**Exercise materials**
** start **

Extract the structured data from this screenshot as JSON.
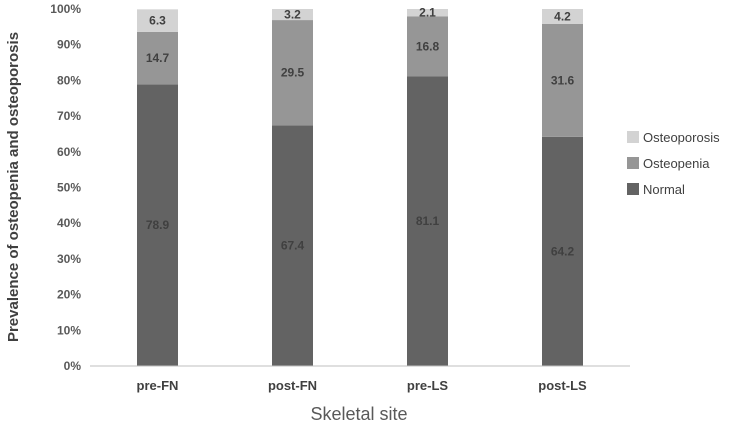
{
  "chart_data": {
    "type": "bar",
    "stacked": true,
    "categories": [
      "pre-FN",
      "post-FN",
      "pre-LS",
      "post-LS"
    ],
    "series": [
      {
        "name": "Normal",
        "values": [
          78.9,
          67.4,
          81.1,
          64.2
        ],
        "color": "#636363"
      },
      {
        "name": "Osteopenia",
        "values": [
          14.7,
          29.5,
          16.8,
          31.6
        ],
        "color": "#969696"
      },
      {
        "name": "Osteoporosis",
        "values": [
          6.3,
          3.2,
          2.1,
          4.2
        ],
        "color": "#d3d3d3"
      }
    ],
    "xlabel": "Skeletal site",
    "ylabel": "Prevalence of osteopenia and osteoporosis",
    "ylim": [
      0,
      100
    ],
    "yticks": [
      "0%",
      "10%",
      "20%",
      "30%",
      "40%",
      "50%",
      "60%",
      "70%",
      "80%",
      "90%",
      "100%"
    ],
    "legend": {
      "position": "right",
      "order": [
        "Osteoporosis",
        "Osteopenia",
        "Normal"
      ]
    },
    "grid": false
  }
}
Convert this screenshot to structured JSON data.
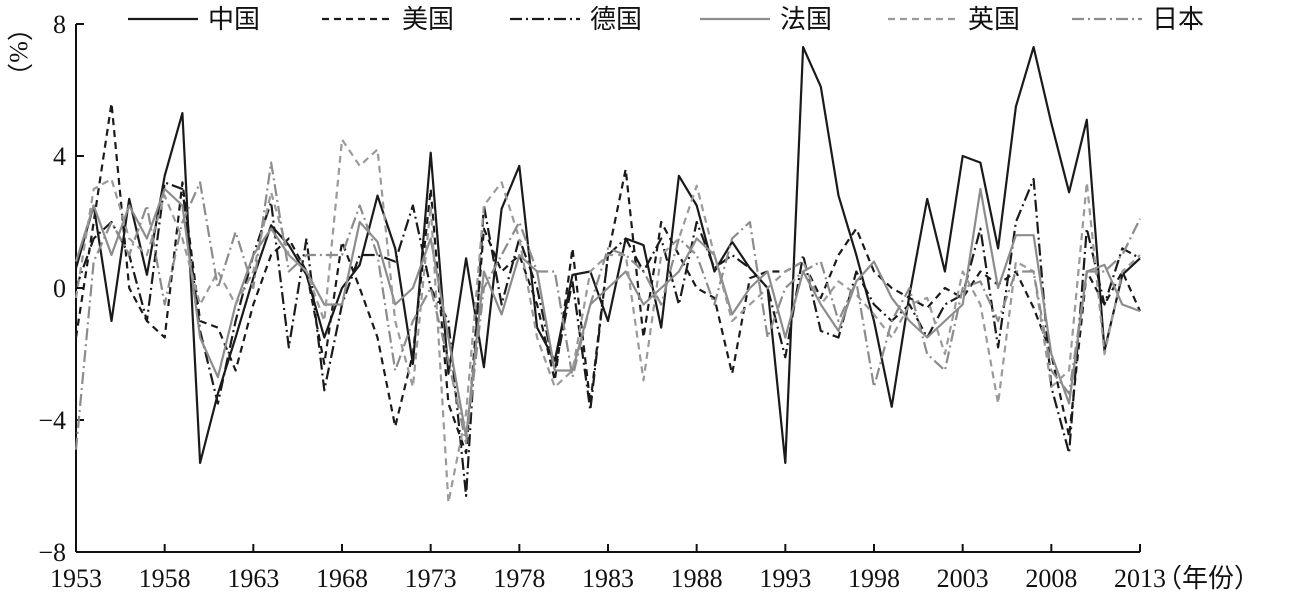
{
  "chart_data": {
    "type": "line",
    "xlabel": "（年份）",
    "ylabel": "（%）",
    "xlim": [
      1953,
      2013
    ],
    "ylim": [
      -8,
      8
    ],
    "xticks": [
      1953,
      1958,
      1963,
      1968,
      1973,
      1978,
      1983,
      1988,
      1993,
      1998,
      2003,
      2008,
      2013
    ],
    "yticks": [
      -8,
      -4,
      0,
      4,
      8
    ],
    "ytick_labels": [
      "−8",
      "−4",
      "0",
      "4",
      "8"
    ],
    "legend_position": "top",
    "x": [
      1953,
      1954,
      1955,
      1956,
      1957,
      1958,
      1959,
      1960,
      1961,
      1962,
      1963,
      1964,
      1965,
      1966,
      1967,
      1968,
      1969,
      1970,
      1971,
      1972,
      1973,
      1974,
      1975,
      1976,
      1977,
      1978,
      1979,
      1980,
      1981,
      1982,
      1983,
      1984,
      1985,
      1986,
      1987,
      1988,
      1989,
      1990,
      1991,
      1992,
      1993,
      1994,
      1995,
      1996,
      1997,
      1998,
      1999,
      2000,
      2001,
      2002,
      2003,
      2004,
      2005,
      2006,
      2007,
      2008,
      2009,
      2010,
      2011,
      2012,
      2013
    ],
    "series": [
      {
        "name": "中国",
        "color": "#1a1a1a",
        "dash": "solid",
        "values": [
          0.6,
          2.5,
          -1.0,
          2.7,
          0.4,
          3.4,
          5.3,
          -5.3,
          -3.2,
          -1.5,
          0.3,
          1.9,
          1.3,
          0.4,
          -1.5,
          0.0,
          0.7,
          2.8,
          1.2,
          -2.3,
          4.1,
          -2.6,
          0.9,
          -2.4,
          2.4,
          3.7,
          -1.2,
          -2.2,
          0.4,
          0.5,
          -1.0,
          1.5,
          1.3,
          -1.2,
          3.4,
          2.5,
          0.5,
          1.4,
          0.6,
          0.0,
          -5.3,
          7.3,
          6.1,
          2.8,
          1.0,
          -1.0,
          -3.6,
          -0.2,
          2.7,
          0.5,
          4.0,
          3.8,
          1.2,
          5.5,
          7.3,
          5.0,
          2.9,
          5.1,
          -1.9,
          0.4,
          0.9
        ]
      },
      {
        "name": "美国",
        "color": "#1a1a1a",
        "dash": "7,5",
        "values": [
          -1.5,
          2.0,
          5.6,
          0.0,
          -1.0,
          -1.5,
          3.2,
          -1.0,
          -1.2,
          -2.5,
          -0.5,
          1.0,
          1.5,
          0.5,
          -2.3,
          1.4,
          0.0,
          -1.5,
          -4.2,
          -2.0,
          3.0,
          -3.5,
          -5.0,
          1.8,
          0.5,
          1.0,
          -0.5,
          -2.8,
          1.2,
          -3.5,
          1.0,
          3.6,
          -1.5,
          2.0,
          1.0,
          0.0,
          -0.3,
          -2.6,
          0.3,
          0.5,
          0.5,
          0.8,
          -0.3,
          1.0,
          1.8,
          0.5,
          0.0,
          -0.3,
          -0.6,
          0.0,
          -0.3,
          0.5,
          0.1,
          0.5,
          -0.6,
          -2.0,
          -4.5,
          0.5,
          -0.5,
          0.5,
          -0.7
        ]
      },
      {
        "name": "德国",
        "color": "#1a1a1a",
        "dash": "12,4,2,4",
        "values": [
          0.0,
          1.5,
          2.0,
          1.0,
          -1.0,
          3.2,
          3.0,
          -1.3,
          -3.5,
          -1.0,
          1.0,
          2.6,
          -1.8,
          1.5,
          -3.1,
          -0.5,
          1.0,
          1.0,
          0.8,
          2.5,
          0.0,
          -1.0,
          -6.3,
          2.5,
          -0.5,
          1.5,
          0.0,
          -2.5,
          0.2,
          -3.7,
          1.0,
          1.5,
          0.5,
          1.5,
          -0.5,
          2.0,
          0.6,
          1.0,
          0.6,
          0.0,
          -2.1,
          1.0,
          -1.3,
          -1.5,
          0.5,
          -0.5,
          -1.0,
          -0.5,
          -1.5,
          -0.5,
          -0.2,
          1.8,
          -1.8,
          2.0,
          3.3,
          -3.0,
          -5.0,
          1.8,
          -0.5,
          1.2,
          0.9
        ]
      },
      {
        "name": "法国",
        "color": "#8c8c8c",
        "dash": "solid",
        "values": [
          0.8,
          2.5,
          1.0,
          2.5,
          1.5,
          3.0,
          2.5,
          -1.5,
          -2.7,
          -0.5,
          1.0,
          1.8,
          1.0,
          0.5,
          -0.5,
          -0.5,
          2.0,
          1.4,
          -0.5,
          0.0,
          1.5,
          -1.5,
          -4.5,
          0.5,
          -0.8,
          1.0,
          0.5,
          -2.5,
          -2.5,
          -0.5,
          0.0,
          0.5,
          -0.5,
          0.0,
          0.5,
          1.5,
          1.0,
          -0.8,
          0.0,
          0.5,
          -1.5,
          0.5,
          -0.5,
          -1.3,
          0.2,
          0.8,
          -0.3,
          -1.0,
          -1.5,
          -1.0,
          -0.5,
          3.0,
          0.0,
          1.6,
          1.6,
          -2.0,
          -3.5,
          0.5,
          0.7,
          -0.5,
          -0.7
        ]
      },
      {
        "name": "英国",
        "color": "#9a9a9a",
        "dash": "7,5",
        "values": [
          -0.3,
          3.0,
          3.3,
          1.5,
          1.0,
          2.8,
          1.5,
          -0.5,
          0.5,
          -0.5,
          0.5,
          2.9,
          1.0,
          0.5,
          -1.0,
          4.5,
          3.7,
          4.2,
          -1.0,
          -3.0,
          2.5,
          -6.5,
          -3.8,
          2.5,
          3.2,
          1.5,
          -1.5,
          -3.0,
          -2.5,
          0.5,
          1.0,
          1.0,
          -2.8,
          1.0,
          1.5,
          3.1,
          1.0,
          -1.0,
          -0.5,
          0.0,
          0.5,
          0.8,
          -0.5,
          0.2,
          -0.2,
          -0.8,
          -1.5,
          -0.5,
          -0.3,
          -2.0,
          0.5,
          -0.5,
          -3.5,
          0.8,
          0.5,
          -3.0,
          -2.5,
          3.2,
          -2.0,
          0.5,
          1.0
        ]
      },
      {
        "name": "日本",
        "color": "#8c8c8c",
        "dash": "12,4,2,4",
        "values": [
          -4.9,
          0.8,
          2.0,
          1.0,
          2.5,
          -0.5,
          2.0,
          3.2,
          0.0,
          1.7,
          0.0,
          3.8,
          0.5,
          1.0,
          1.0,
          1.0,
          2.5,
          1.0,
          -2.5,
          -1.0,
          0.0,
          -2.2,
          -4.7,
          0.0,
          1.0,
          2.0,
          0.5,
          0.5,
          -2.7,
          -0.5,
          1.2,
          1.0,
          0.5,
          -0.5,
          1.5,
          1.0,
          -0.5,
          1.5,
          2.0,
          -1.5,
          0.0,
          0.5,
          0.8,
          -1.0,
          0.2,
          -3.0,
          -1.0,
          0.0,
          -2.0,
          -2.5,
          0.0,
          0.2,
          -1.0,
          0.5,
          0.5,
          -2.5,
          -3.2,
          0.5,
          0.5,
          1.0,
          2.1
        ]
      }
    ]
  }
}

** end **

**Stated task**
Pick out and copy the lines of the entries that hold the string "this".

**Answer for the task**
Extract the structured data from this screenshot as JSON.
Convert this screenshot to structured JSON data.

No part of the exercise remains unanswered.